### Records provided ###

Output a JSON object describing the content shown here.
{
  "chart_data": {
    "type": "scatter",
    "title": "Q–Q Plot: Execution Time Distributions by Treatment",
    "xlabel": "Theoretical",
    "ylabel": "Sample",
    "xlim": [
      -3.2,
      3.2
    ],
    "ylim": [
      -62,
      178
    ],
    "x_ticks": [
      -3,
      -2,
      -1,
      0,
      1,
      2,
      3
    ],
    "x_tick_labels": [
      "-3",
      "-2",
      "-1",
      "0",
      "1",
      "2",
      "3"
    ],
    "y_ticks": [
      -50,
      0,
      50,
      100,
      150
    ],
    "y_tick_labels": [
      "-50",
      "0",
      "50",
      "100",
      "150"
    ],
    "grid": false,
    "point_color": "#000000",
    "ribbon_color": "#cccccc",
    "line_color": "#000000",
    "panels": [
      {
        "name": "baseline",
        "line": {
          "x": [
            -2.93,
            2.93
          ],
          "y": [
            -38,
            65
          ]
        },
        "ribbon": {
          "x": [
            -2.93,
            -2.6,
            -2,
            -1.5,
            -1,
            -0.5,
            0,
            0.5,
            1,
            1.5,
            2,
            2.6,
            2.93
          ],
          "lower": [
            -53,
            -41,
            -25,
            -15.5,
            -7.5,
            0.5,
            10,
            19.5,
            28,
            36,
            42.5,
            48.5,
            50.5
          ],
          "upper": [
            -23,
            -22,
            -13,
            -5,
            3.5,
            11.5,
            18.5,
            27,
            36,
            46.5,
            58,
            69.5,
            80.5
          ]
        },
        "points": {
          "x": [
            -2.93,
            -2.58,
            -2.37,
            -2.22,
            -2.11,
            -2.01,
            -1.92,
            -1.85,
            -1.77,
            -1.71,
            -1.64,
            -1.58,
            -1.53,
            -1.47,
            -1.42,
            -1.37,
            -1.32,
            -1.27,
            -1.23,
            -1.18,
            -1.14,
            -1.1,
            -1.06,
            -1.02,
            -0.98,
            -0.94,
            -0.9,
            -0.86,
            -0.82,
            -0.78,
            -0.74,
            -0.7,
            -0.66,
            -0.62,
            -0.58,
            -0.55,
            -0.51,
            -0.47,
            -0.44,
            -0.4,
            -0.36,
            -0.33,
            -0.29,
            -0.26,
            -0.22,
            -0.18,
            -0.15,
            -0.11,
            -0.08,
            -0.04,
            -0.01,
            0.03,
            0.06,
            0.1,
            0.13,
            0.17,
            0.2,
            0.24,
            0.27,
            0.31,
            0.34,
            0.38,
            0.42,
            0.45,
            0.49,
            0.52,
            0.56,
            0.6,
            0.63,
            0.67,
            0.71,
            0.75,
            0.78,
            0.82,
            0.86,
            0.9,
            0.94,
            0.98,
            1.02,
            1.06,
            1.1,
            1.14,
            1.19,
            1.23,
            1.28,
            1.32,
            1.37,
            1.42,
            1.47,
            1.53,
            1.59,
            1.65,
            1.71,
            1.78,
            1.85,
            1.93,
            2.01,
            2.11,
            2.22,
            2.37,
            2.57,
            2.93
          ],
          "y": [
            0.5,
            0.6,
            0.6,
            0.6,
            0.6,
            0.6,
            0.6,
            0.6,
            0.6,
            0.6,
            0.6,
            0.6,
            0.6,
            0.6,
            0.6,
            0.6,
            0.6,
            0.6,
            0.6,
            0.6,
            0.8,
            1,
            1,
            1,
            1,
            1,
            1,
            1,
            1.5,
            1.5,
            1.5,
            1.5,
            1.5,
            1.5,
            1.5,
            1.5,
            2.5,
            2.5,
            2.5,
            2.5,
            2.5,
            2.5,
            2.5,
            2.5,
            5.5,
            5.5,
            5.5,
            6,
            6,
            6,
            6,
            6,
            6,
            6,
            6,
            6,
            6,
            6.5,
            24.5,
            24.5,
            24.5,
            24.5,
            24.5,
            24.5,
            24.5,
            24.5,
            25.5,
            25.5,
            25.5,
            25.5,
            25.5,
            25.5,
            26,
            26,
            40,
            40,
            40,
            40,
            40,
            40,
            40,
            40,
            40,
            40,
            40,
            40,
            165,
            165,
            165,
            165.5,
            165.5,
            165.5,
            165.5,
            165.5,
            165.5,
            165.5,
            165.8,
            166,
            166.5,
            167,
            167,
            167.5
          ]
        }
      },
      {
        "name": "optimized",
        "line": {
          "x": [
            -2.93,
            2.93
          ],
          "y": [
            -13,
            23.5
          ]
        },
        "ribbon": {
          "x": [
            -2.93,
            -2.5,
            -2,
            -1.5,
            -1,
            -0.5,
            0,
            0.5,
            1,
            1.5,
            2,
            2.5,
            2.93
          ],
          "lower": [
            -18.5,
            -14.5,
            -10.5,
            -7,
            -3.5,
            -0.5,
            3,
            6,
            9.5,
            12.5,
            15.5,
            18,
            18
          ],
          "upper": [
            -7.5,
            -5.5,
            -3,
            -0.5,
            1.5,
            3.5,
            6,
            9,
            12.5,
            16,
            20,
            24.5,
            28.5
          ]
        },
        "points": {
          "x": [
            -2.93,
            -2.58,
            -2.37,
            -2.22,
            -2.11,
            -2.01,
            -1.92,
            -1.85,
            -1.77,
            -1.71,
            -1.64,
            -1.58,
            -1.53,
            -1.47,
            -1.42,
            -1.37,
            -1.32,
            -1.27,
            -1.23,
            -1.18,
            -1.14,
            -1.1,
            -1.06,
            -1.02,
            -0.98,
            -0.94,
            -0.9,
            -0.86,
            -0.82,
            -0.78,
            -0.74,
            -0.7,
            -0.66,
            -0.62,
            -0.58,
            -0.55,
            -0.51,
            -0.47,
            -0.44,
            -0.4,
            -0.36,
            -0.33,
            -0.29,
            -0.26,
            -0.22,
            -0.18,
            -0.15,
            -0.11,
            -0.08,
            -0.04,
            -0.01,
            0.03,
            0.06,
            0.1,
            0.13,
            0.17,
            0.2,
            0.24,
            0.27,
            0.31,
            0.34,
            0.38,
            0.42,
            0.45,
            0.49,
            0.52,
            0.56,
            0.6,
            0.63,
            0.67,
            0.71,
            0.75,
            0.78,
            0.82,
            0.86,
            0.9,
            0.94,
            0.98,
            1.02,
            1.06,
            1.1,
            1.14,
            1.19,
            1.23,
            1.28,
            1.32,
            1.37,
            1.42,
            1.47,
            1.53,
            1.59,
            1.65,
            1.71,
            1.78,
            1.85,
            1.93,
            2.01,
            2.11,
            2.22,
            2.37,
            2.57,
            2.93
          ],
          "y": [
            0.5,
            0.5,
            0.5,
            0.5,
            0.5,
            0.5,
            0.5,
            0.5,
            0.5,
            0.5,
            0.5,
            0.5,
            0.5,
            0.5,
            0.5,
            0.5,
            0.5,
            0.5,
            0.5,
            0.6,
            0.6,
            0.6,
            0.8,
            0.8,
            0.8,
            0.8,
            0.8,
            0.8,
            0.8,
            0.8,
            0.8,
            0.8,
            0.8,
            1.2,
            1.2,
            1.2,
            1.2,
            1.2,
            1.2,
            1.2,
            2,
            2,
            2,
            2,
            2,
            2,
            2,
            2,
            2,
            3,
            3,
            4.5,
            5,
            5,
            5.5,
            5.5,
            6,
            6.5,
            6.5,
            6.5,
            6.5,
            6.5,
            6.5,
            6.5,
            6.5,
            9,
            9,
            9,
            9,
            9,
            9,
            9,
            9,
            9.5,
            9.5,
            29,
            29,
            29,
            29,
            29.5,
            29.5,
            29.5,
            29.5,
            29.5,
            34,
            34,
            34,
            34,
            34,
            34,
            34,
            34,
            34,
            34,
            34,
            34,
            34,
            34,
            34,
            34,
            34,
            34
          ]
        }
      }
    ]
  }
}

###

Set down each entry again, unchanged.

Output a JSON object describing the content shown here.
{
  "chart_data": {
    "type": "scatter",
    "title": "Q–Q Plot: Execution Time Distributions by Treatment",
    "xlabel": "Theoretical",
    "ylabel": "Sample",
    "xlim": [
      -3.2,
      3.2
    ],
    "ylim": [
      -62,
      178
    ],
    "x_ticks": [
      -3,
      -2,
      -1,
      0,
      1,
      2,
      3
    ],
    "x_tick_labels": [
      "-3",
      "-2",
      "-1",
      "0",
      "1",
      "2",
      "3"
    ],
    "y_ticks": [
      -50,
      0,
      50,
      100,
      150
    ],
    "y_tick_labels": [
      "-50",
      "0",
      "50",
      "100",
      "150"
    ],
    "grid": false,
    "point_color": "#000000",
    "ribbon_color": "#cccccc",
    "line_color": "#000000",
    "panels": [
      {
        "name": "baseline",
        "line": {
          "x": [
            -2.93,
            2.93
          ],
          "y": [
            -38,
            65
          ]
        },
        "ribbon": {
          "x": [
            -2.93,
            -2.6,
            -2,
            -1.5,
            -1,
            -0.5,
            0,
            0.5,
            1,
            1.5,
            2,
            2.6,
            2.93
          ],
          "lower": [
            -53,
            -41,
            -25,
            -15.5,
            -7.5,
            0.5,
            10,
            19.5,
            28,
            36,
            42.5,
            48.5,
            50.5
          ],
          "upper": [
            -23,
            -22,
            -13,
            -5,
            3.5,
            11.5,
            18.5,
            27,
            36,
            46.5,
            58,
            69.5,
            80.5
          ]
        },
        "points": {
          "x": [
            -2.93,
            -2.58,
            -2.37,
            -2.22,
            -2.11,
            -2.01,
            -1.92,
            -1.85,
            -1.77,
            -1.71,
            -1.64,
            -1.58,
            -1.53,
            -1.47,
            -1.42,
            -1.37,
            -1.32,
            -1.27,
            -1.23,
            -1.18,
            -1.14,
            -1.1,
            -1.06,
            -1.02,
            -0.98,
            -0.94,
            -0.9,
            -0.86,
            -0.82,
            -0.78,
            -0.74,
            -0.7,
            -0.66,
            -0.62,
            -0.58,
            -0.55,
            -0.51,
            -0.47,
            -0.44,
            -0.4,
            -0.36,
            -0.33,
            -0.29,
            -0.26,
            -0.22,
            -0.18,
            -0.15,
            -0.11,
            -0.08,
            -0.04,
            -0.01,
            0.03,
            0.06,
            0.1,
            0.13,
            0.17,
            0.2,
            0.24,
            0.27,
            0.31,
            0.34,
            0.38,
            0.42,
            0.45,
            0.49,
            0.52,
            0.56,
            0.6,
            0.63,
            0.67,
            0.71,
            0.75,
            0.78,
            0.82,
            0.86,
            0.9,
            0.94,
            0.98,
            1.02,
            1.06,
            1.1,
            1.14,
            1.19,
            1.23,
            1.28,
            1.32,
            1.37,
            1.42,
            1.47,
            1.53,
            1.59,
            1.65,
            1.71,
            1.78,
            1.85,
            1.93,
            2.01,
            2.11,
            2.22,
            2.37,
            2.57,
            2.93
          ],
          "y": [
            0.5,
            0.6,
            0.6,
            0.6,
            0.6,
            0.6,
            0.6,
            0.6,
            0.6,
            0.6,
            0.6,
            0.6,
            0.6,
            0.6,
            0.6,
            0.6,
            0.6,
            0.6,
            0.6,
            0.6,
            0.8,
            1,
            1,
            1,
            1,
            1,
            1,
            1,
            1.5,
            1.5,
            1.5,
            1.5,
            1.5,
            1.5,
            1.5,
            1.5,
            2.5,
            2.5,
            2.5,
            2.5,
            2.5,
            2.5,
            2.5,
            2.5,
            5.5,
            5.5,
            5.5,
            6,
            6,
            6,
            6,
            6,
            6,
            6,
            6,
            6,
            6,
            6.5,
            24.5,
            24.5,
            24.5,
            24.5,
            24.5,
            24.5,
            24.5,
            24.5,
            25.5,
            25.5,
            25.5,
            25.5,
            25.5,
            25.5,
            26,
            26,
            40,
            40,
            40,
            40,
            40,
            40,
            40,
            40,
            40,
            40,
            40,
            40,
            165,
            165,
            165,
            165.5,
            165.5,
            165.5,
            165.5,
            165.5,
            165.5,
            165.5,
            165.8,
            166,
            166.5,
            167,
            167,
            167.5
          ]
        }
      },
      {
        "name": "optimized",
        "line": {
          "x": [
            -2.93,
            2.93
          ],
          "y": [
            -13,
            23.5
          ]
        },
        "ribbon": {
          "x": [
            -2.93,
            -2.5,
            -2,
            -1.5,
            -1,
            -0.5,
            0,
            0.5,
            1,
            1.5,
            2,
            2.5,
            2.93
          ],
          "lower": [
            -18.5,
            -14.5,
            -10.5,
            -7,
            -3.5,
            -0.5,
            3,
            6,
            9.5,
            12.5,
            15.5,
            18,
            18
          ],
          "upper": [
            -7.5,
            -5.5,
            -3,
            -0.5,
            1.5,
            3.5,
            6,
            9,
            12.5,
            16,
            20,
            24.5,
            28.5
          ]
        },
        "points": {
          "x": [
            -2.93,
            -2.58,
            -2.37,
            -2.22,
            -2.11,
            -2.01,
            -1.92,
            -1.85,
            -1.77,
            -1.71,
            -1.64,
            -1.58,
            -1.53,
            -1.47,
            -1.42,
            -1.37,
            -1.32,
            -1.27,
            -1.23,
            -1.18,
            -1.14,
            -1.1,
            -1.06,
            -1.02,
            -0.98,
            -0.94,
            -0.9,
            -0.86,
            -0.82,
            -0.78,
            -0.74,
            -0.7,
            -0.66,
            -0.62,
            -0.58,
            -0.55,
            -0.51,
            -0.47,
            -0.44,
            -0.4,
            -0.36,
            -0.33,
            -0.29,
            -0.26,
            -0.22,
            -0.18,
            -0.15,
            -0.11,
            -0.08,
            -0.04,
            -0.01,
            0.03,
            0.06,
            0.1,
            0.13,
            0.17,
            0.2,
            0.24,
            0.27,
            0.31,
            0.34,
            0.38,
            0.42,
            0.45,
            0.49,
            0.52,
            0.56,
            0.6,
            0.63,
            0.67,
            0.71,
            0.75,
            0.78,
            0.82,
            0.86,
            0.9,
            0.94,
            0.98,
            1.02,
            1.06,
            1.1,
            1.14,
            1.19,
            1.23,
            1.28,
            1.32,
            1.37,
            1.42,
            1.47,
            1.53,
            1.59,
            1.65,
            1.71,
            1.78,
            1.85,
            1.93,
            2.01,
            2.11,
            2.22,
            2.37,
            2.57,
            2.93
          ],
          "y": [
            0.5,
            0.5,
            0.5,
            0.5,
            0.5,
            0.5,
            0.5,
            0.5,
            0.5,
            0.5,
            0.5,
            0.5,
            0.5,
            0.5,
            0.5,
            0.5,
            0.5,
            0.5,
            0.5,
            0.6,
            0.6,
            0.6,
            0.8,
            0.8,
            0.8,
            0.8,
            0.8,
            0.8,
            0.8,
            0.8,
            0.8,
            0.8,
            0.8,
            1.2,
            1.2,
            1.2,
            1.2,
            1.2,
            1.2,
            1.2,
            2,
            2,
            2,
            2,
            2,
            2,
            2,
            2,
            2,
            3,
            3,
            4.5,
            5,
            5,
            5.5,
            5.5,
            6,
            6.5,
            6.5,
            6.5,
            6.5,
            6.5,
            6.5,
            6.5,
            6.5,
            9,
            9,
            9,
            9,
            9,
            9,
            9,
            9,
            9.5,
            9.5,
            29,
            29,
            29,
            29,
            29.5,
            29.5,
            29.5,
            29.5,
            29.5,
            34,
            34,
            34,
            34,
            34,
            34,
            34,
            34,
            34,
            34,
            34,
            34,
            34,
            34,
            34,
            34,
            34,
            34
          ]
        }
      }
    ]
  }
}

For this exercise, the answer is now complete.